Set exercise
In the entries below, count the lines holding "aussi". Reply with the number only.

Records for this exercise

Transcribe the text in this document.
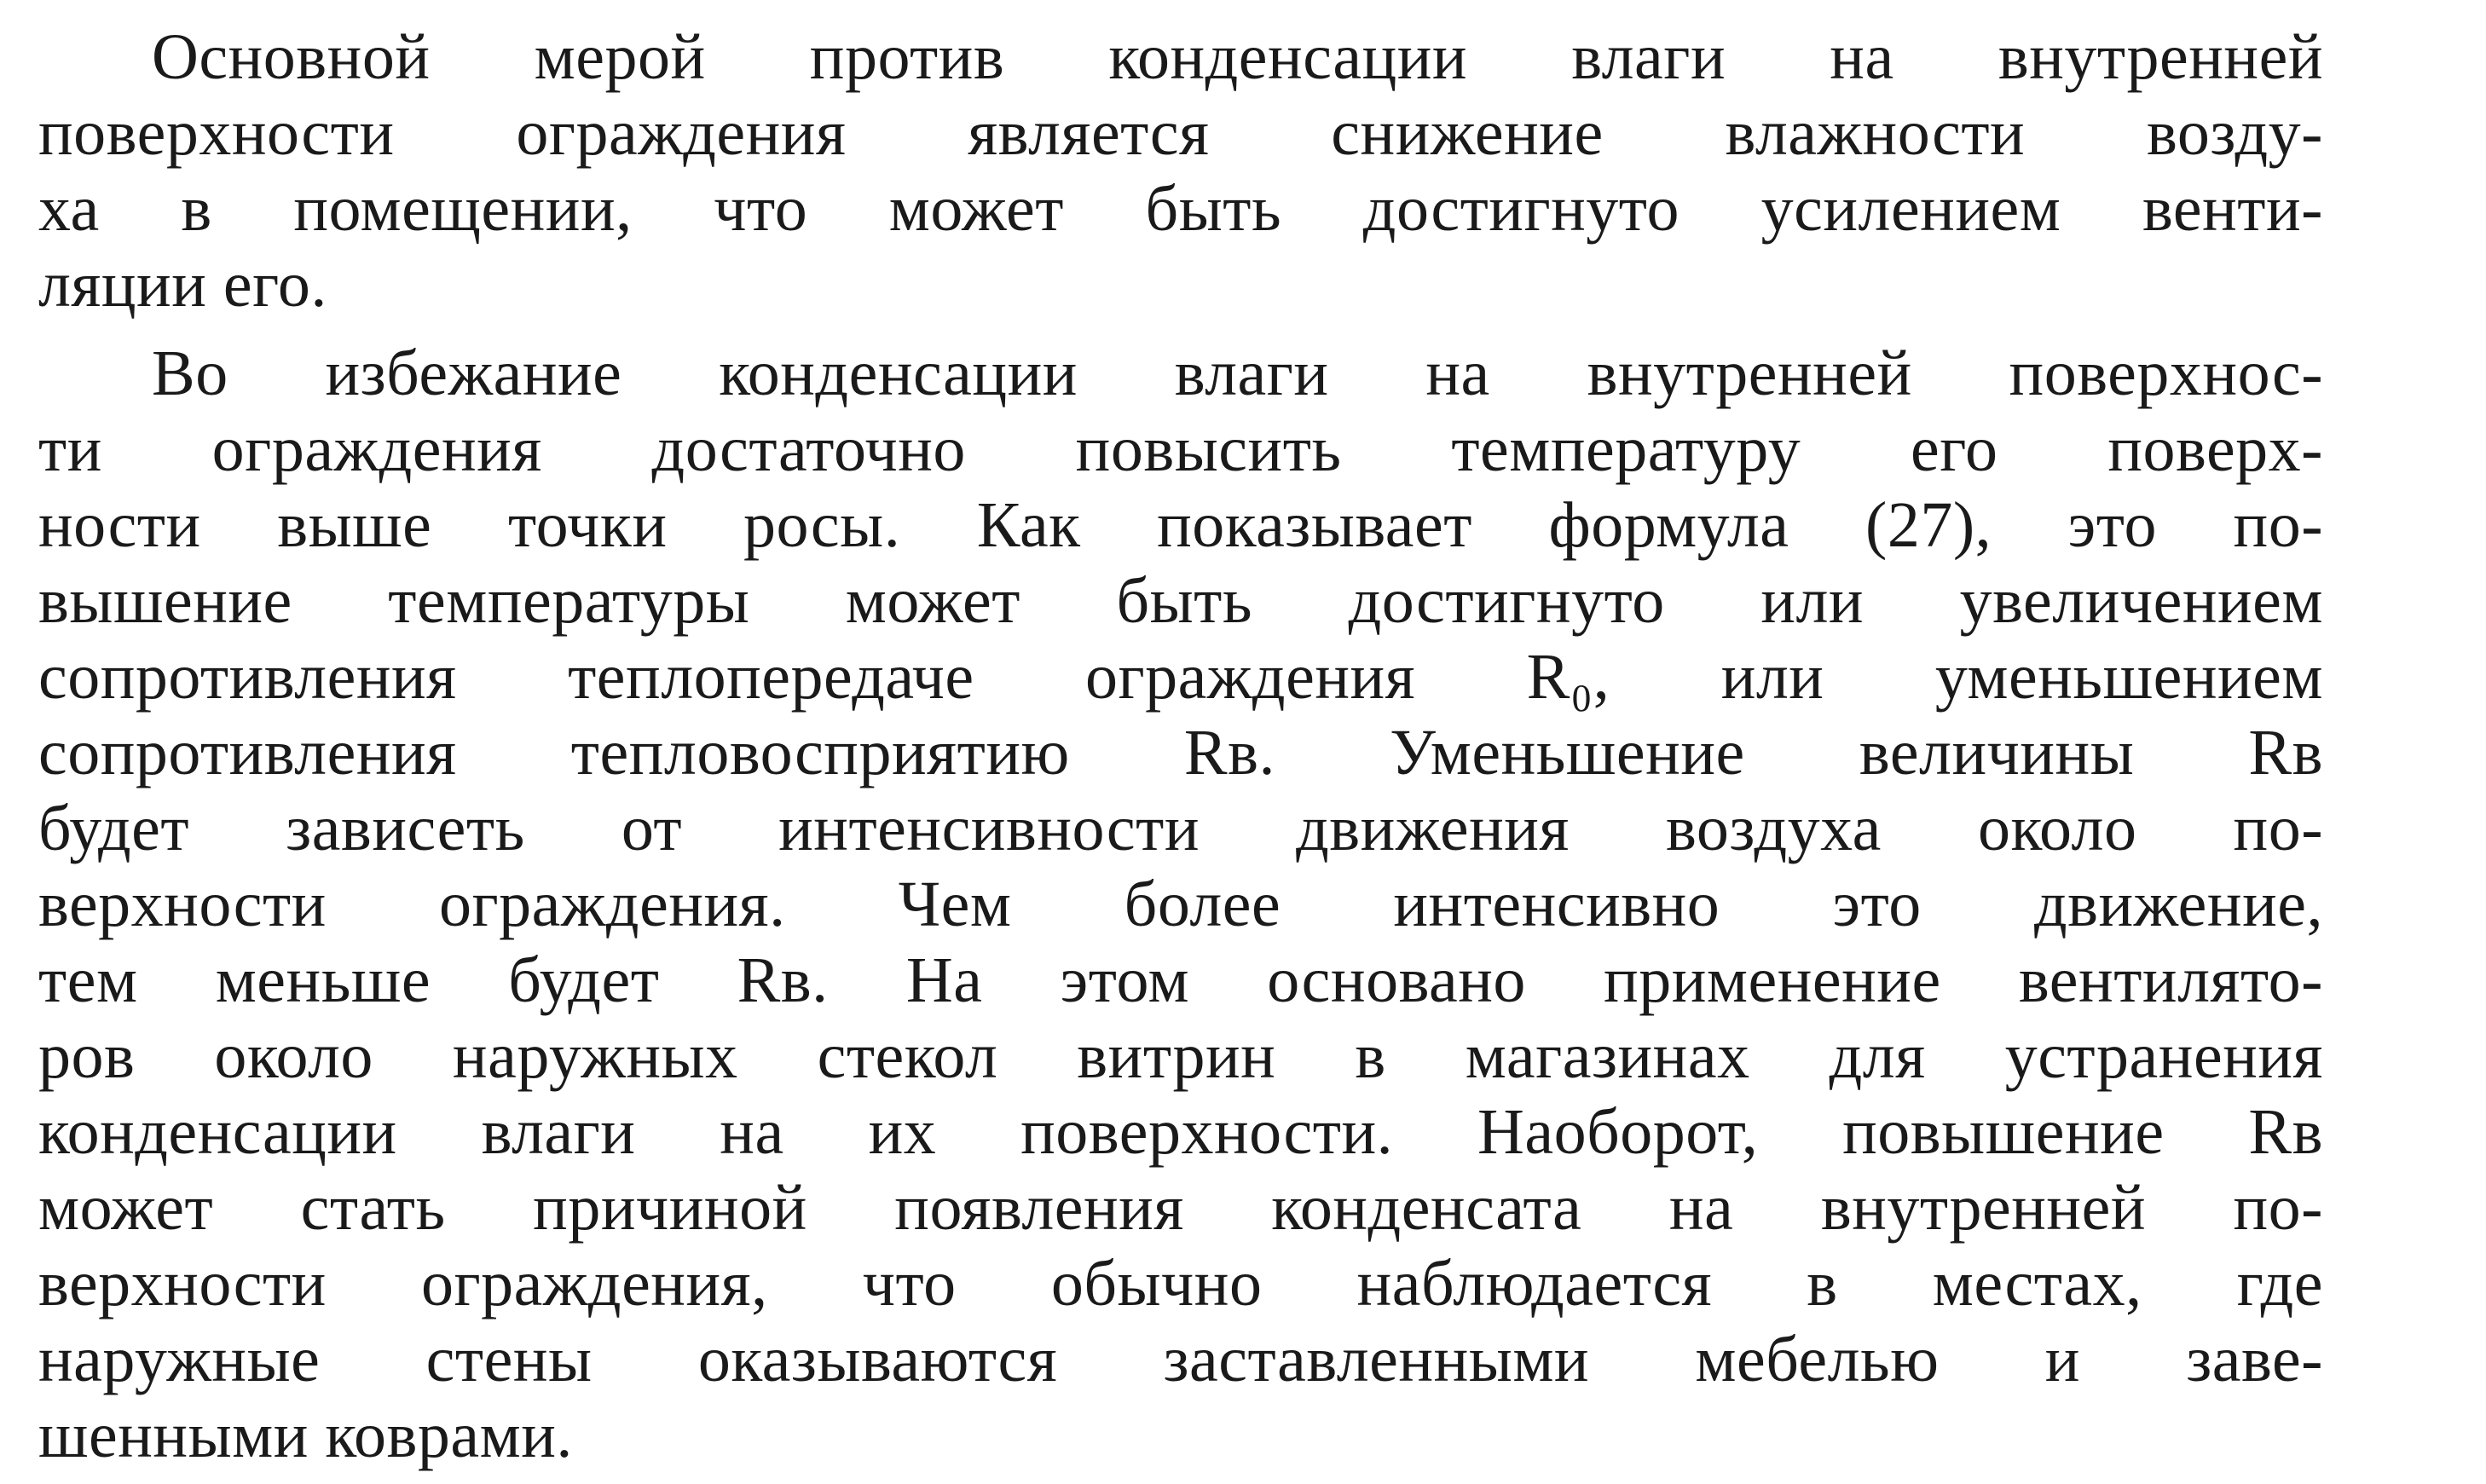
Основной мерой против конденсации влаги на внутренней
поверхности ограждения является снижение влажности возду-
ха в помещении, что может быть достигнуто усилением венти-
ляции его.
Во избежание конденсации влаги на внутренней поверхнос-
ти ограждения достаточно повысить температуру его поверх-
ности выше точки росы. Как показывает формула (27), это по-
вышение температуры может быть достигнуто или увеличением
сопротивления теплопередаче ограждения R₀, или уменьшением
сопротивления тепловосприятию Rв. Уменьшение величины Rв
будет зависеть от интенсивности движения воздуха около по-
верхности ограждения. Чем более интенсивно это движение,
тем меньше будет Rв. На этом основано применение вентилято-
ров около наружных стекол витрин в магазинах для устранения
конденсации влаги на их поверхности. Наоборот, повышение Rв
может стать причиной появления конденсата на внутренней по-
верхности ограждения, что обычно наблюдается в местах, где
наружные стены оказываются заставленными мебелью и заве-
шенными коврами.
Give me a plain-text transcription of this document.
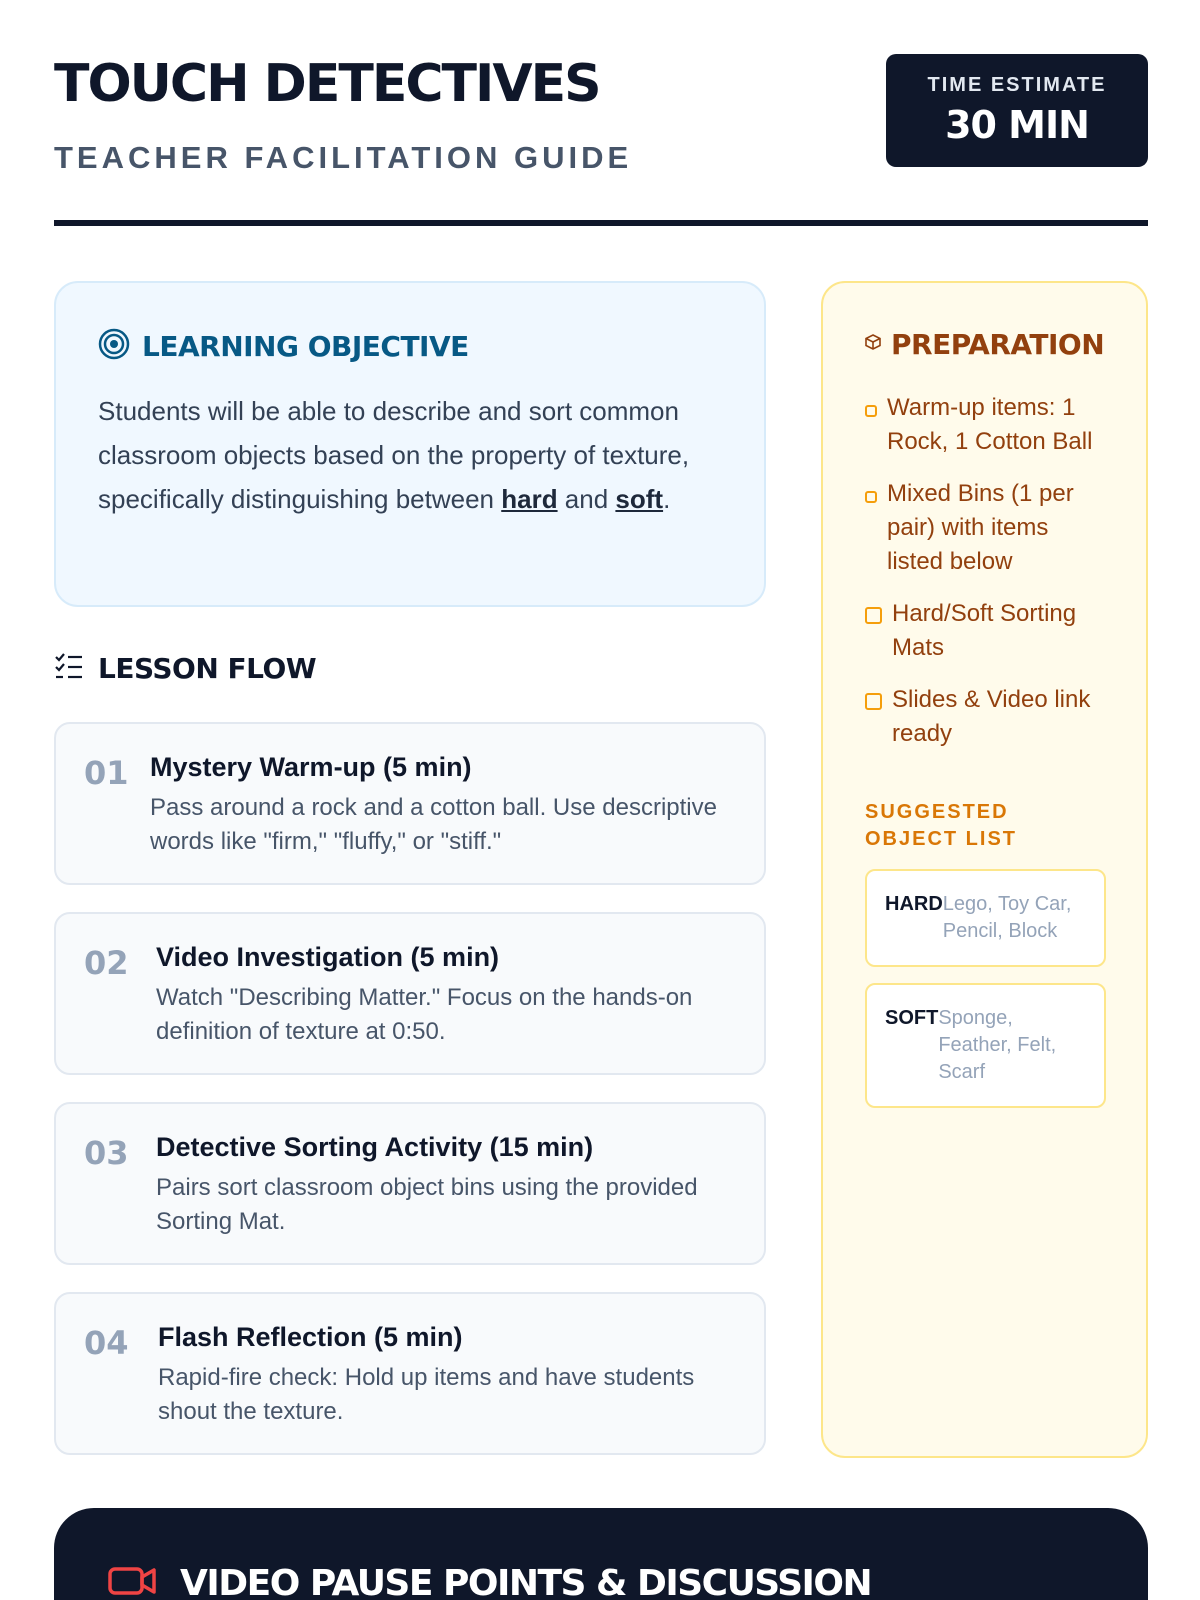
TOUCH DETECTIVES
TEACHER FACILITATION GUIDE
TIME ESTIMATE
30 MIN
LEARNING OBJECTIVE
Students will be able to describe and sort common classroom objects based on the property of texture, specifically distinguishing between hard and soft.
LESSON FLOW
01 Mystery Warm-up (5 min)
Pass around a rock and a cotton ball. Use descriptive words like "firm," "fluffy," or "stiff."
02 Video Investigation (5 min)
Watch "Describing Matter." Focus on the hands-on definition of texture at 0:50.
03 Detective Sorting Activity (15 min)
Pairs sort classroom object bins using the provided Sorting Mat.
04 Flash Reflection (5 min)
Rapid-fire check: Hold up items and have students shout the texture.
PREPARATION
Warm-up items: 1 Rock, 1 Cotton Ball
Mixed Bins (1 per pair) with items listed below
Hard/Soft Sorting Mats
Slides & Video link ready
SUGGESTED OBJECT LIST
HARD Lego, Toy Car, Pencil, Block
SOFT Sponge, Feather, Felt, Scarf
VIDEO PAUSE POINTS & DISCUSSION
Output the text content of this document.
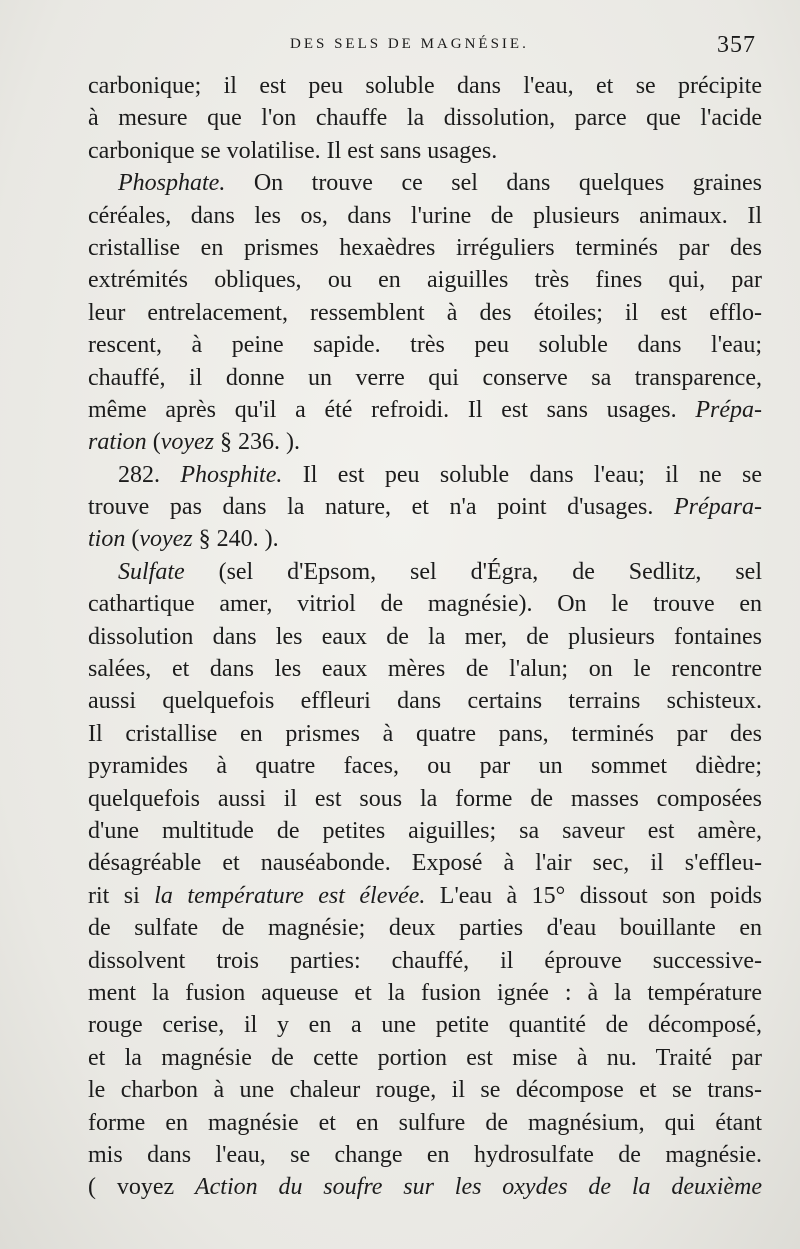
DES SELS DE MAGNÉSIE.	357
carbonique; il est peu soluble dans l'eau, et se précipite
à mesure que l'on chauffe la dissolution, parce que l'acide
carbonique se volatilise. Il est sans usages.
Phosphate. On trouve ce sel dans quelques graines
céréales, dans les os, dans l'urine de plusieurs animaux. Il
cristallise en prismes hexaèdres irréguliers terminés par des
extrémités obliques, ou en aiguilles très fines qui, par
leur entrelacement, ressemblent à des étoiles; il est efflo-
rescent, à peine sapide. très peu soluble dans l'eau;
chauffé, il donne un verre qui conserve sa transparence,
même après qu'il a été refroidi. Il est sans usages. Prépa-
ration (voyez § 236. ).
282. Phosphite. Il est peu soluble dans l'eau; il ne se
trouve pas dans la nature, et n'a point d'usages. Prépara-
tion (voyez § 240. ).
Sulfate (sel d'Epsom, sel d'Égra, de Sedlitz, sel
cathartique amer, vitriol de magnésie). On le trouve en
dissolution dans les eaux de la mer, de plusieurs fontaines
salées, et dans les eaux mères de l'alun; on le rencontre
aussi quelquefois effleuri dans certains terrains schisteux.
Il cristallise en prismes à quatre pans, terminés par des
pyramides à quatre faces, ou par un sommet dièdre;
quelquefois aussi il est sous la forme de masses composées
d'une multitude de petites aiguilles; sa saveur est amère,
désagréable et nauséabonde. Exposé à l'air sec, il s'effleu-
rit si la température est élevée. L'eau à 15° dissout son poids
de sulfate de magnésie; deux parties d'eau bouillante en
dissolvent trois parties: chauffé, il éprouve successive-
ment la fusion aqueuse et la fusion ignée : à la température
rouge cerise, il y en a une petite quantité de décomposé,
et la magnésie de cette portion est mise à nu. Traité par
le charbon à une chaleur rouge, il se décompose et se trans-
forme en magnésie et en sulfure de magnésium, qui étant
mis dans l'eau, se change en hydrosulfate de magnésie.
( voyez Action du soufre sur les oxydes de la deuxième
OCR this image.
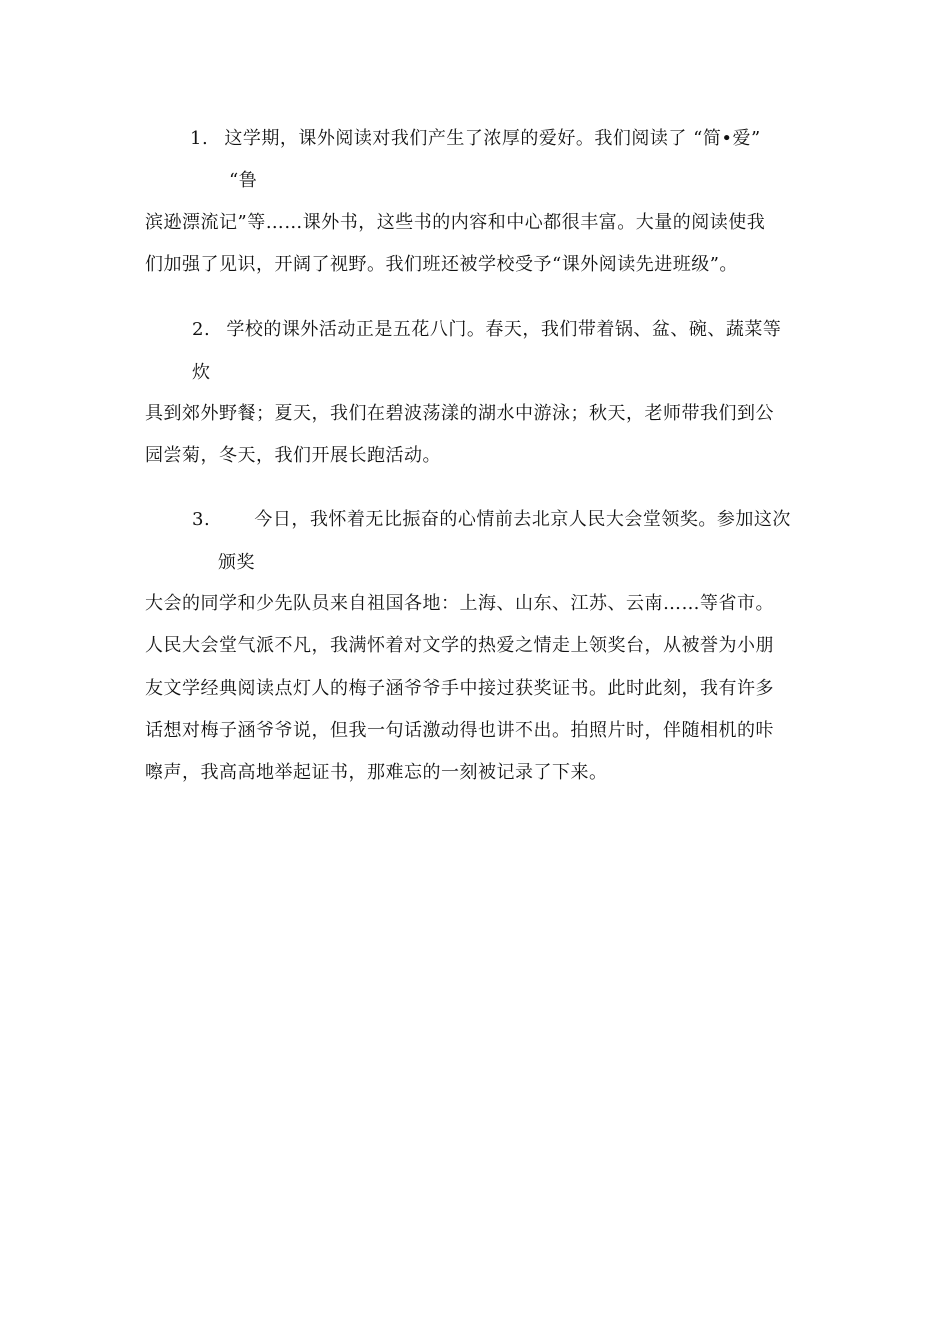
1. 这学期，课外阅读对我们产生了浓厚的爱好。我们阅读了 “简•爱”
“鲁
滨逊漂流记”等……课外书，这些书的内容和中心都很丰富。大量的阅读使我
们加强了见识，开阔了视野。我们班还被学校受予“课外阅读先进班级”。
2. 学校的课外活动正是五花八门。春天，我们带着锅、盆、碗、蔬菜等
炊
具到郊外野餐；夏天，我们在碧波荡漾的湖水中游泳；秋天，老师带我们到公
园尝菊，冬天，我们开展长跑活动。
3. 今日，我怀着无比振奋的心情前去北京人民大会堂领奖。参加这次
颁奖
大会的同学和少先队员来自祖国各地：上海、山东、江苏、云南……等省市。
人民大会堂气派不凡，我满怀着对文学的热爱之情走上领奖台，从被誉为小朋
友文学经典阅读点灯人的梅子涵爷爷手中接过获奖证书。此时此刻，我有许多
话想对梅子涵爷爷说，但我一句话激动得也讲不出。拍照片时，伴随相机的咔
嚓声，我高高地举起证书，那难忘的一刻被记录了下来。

Answer to this exercise
2